_SHORT TASK_. Render the records as a Markdown table with the columns Row and Entry, where Row holds a running row number and Entry holds the line, and leave out any blank lines. Begin at the first line of the records and stop after the line that contains "139, 509, 217]".

_AVAILABLE RECORDS_.
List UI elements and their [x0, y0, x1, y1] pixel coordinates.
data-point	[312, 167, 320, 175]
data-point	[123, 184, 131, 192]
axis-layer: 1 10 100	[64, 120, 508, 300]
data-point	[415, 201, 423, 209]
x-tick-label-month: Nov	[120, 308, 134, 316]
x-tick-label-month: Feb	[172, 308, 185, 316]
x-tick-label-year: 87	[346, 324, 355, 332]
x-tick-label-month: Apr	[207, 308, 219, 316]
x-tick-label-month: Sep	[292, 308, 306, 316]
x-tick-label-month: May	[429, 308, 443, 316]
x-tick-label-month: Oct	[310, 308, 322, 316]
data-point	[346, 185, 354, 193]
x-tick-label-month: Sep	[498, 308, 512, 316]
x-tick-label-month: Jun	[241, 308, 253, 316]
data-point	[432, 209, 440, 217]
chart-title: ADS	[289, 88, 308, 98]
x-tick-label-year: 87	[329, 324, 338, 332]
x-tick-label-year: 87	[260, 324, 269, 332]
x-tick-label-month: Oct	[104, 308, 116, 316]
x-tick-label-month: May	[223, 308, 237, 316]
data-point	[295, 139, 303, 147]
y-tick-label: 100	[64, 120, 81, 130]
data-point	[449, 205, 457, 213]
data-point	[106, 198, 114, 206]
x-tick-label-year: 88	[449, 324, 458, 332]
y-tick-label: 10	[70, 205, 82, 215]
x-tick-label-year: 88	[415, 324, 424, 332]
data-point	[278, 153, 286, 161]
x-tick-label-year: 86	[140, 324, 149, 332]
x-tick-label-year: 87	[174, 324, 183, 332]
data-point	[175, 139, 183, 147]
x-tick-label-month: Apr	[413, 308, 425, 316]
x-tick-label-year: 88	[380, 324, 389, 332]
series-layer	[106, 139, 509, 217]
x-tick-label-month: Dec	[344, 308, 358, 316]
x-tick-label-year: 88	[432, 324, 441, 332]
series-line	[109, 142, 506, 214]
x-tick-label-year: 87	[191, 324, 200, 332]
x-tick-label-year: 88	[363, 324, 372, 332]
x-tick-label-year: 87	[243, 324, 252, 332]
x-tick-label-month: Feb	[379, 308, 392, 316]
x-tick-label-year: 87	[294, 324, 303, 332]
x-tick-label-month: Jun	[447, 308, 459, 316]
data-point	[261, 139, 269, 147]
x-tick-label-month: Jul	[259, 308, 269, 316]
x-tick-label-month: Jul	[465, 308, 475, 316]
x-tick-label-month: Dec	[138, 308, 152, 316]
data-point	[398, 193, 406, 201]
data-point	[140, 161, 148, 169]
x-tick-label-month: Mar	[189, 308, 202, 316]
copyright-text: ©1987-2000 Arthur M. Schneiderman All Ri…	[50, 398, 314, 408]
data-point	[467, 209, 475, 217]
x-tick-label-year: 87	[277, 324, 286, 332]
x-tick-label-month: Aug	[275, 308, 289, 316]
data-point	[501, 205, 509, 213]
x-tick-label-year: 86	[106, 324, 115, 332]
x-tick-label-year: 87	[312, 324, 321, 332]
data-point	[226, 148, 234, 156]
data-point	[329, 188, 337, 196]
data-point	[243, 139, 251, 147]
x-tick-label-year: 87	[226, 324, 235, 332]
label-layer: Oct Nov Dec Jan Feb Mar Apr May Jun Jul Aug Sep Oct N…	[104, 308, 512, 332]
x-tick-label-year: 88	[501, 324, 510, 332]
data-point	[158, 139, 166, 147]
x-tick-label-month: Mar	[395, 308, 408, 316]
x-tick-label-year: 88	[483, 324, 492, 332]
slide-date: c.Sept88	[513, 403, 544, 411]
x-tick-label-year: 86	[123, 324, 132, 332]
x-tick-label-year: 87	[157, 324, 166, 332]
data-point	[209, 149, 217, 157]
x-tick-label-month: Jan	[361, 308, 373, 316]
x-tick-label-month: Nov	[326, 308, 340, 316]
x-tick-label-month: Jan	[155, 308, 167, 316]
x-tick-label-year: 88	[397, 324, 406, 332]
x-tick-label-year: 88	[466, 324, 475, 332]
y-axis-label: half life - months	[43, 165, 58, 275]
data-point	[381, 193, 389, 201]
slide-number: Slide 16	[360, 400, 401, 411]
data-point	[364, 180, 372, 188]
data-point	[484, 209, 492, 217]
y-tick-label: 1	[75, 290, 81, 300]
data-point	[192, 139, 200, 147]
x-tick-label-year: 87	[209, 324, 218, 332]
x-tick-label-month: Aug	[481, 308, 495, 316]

_CORRECT RESULT_.
| Row | Entry |
|---|---|
| 1 | List UI elements and their [x0, y0, x1, y1] pixel coordinates. |
| 2 | data-point	[312, 167, 320, 175] |
| 3 | data-point	[123, 184, 131, 192] |
| 4 | axis-layer: 1 10 100	[64, 120, 508, 300] |
| 5 | data-point	[415, 201, 423, 209] |
| 6 | x-tick-label-month: Nov	[120, 308, 134, 316] |
| 7 | x-tick-label-month: Feb	[172, 308, 185, 316] |
| 8 | x-tick-label-year: 87	[346, 324, 355, 332] |
| 9 | x-tick-label-month: Apr	[207, 308, 219, 316] |
| 10 | x-tick-label-month: Sep	[292, 308, 306, 316] |
| 11 | x-tick-label-month: May	[429, 308, 443, 316] |
| 12 | x-tick-label-month: Oct	[310, 308, 322, 316] |
| 13 | data-point	[346, 185, 354, 193] |
| 14 | x-tick-label-month: Sep	[498, 308, 512, 316] |
| 15 | x-tick-label-month: Jun	[241, 308, 253, 316] |
| 16 | data-point	[432, 209, 440, 217] |
| 17 | chart-title: ADS	[289, 88, 308, 98] |
| 18 | x-tick-label-year: 87	[329, 324, 338, 332] |
| 19 | x-tick-label-year: 87	[260, 324, 269, 332] |
| 20 | x-tick-label-month: Oct	[104, 308, 116, 316] |
| 21 | x-tick-label-month: May	[223, 308, 237, 316] |
| 22 | data-point	[295, 139, 303, 147] |
| 23 | y-tick-label: 100	[64, 120, 81, 130] |
| 24 | data-point	[449, 205, 457, 213] |
| 25 | data-point	[106, 198, 114, 206] |
| 26 | x-tick-label-year: 88	[449, 324, 458, 332] |
| 27 | y-tick-label: 10	[70, 205, 82, 215] |
| 28 | x-tick-label-year: 88	[415, 324, 424, 332] |
| 29 | data-point	[278, 153, 286, 161] |
| 30 | x-tick-label-year: 86	[140, 324, 149, 332] |
| 31 | x-tick-label-year: 87	[174, 324, 183, 332] |
| 32 | data-point	[175, 139, 183, 147] |
| 33 | x-tick-label-month: Apr	[413, 308, 425, 316] |
| 34 | x-tick-label-year: 88	[380, 324, 389, 332] |
| 35 | series-layer	[106, 139, 509, 217] |